In the material below, find every line with "Change" and pull it out.

Entries with figure data:
— Start —
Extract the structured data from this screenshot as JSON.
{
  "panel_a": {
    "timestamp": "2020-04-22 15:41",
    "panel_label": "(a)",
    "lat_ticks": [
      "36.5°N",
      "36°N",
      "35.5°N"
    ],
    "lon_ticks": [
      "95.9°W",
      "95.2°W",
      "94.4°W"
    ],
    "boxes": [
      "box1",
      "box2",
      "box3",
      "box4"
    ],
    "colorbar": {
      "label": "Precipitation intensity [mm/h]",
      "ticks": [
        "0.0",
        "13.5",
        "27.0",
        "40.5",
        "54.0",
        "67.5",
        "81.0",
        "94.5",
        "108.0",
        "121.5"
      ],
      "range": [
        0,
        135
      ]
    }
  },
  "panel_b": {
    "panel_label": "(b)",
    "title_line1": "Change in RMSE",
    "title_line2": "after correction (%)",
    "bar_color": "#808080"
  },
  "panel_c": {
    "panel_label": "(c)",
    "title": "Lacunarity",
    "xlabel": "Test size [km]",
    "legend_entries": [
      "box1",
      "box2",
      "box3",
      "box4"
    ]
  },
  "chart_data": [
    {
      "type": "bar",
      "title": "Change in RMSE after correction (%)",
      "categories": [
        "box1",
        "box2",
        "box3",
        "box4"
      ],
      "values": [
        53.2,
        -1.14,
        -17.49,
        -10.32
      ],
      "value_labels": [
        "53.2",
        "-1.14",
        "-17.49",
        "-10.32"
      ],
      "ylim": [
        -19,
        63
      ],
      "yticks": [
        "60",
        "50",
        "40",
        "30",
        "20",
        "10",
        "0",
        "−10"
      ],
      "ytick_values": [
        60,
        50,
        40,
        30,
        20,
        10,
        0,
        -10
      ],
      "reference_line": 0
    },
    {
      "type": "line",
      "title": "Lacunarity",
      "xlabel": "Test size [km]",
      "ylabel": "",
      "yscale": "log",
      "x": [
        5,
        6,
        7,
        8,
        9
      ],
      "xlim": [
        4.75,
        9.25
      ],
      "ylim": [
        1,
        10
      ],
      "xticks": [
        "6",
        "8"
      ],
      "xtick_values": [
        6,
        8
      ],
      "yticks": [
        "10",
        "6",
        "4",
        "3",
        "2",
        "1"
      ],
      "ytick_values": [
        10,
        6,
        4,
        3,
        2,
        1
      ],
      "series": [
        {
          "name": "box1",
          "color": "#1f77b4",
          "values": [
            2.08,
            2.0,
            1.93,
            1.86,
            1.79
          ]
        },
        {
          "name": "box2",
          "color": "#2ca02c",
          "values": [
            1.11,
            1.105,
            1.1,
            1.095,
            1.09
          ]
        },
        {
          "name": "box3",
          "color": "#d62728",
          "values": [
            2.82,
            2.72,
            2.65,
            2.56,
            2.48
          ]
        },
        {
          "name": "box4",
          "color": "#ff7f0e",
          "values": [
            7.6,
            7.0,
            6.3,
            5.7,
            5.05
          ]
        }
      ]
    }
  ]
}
— End —
ANSWER TO THE PROBLEM:
    "title_line1": "Change in RMSE",
      "title": "Change in RMSE after correction (%)",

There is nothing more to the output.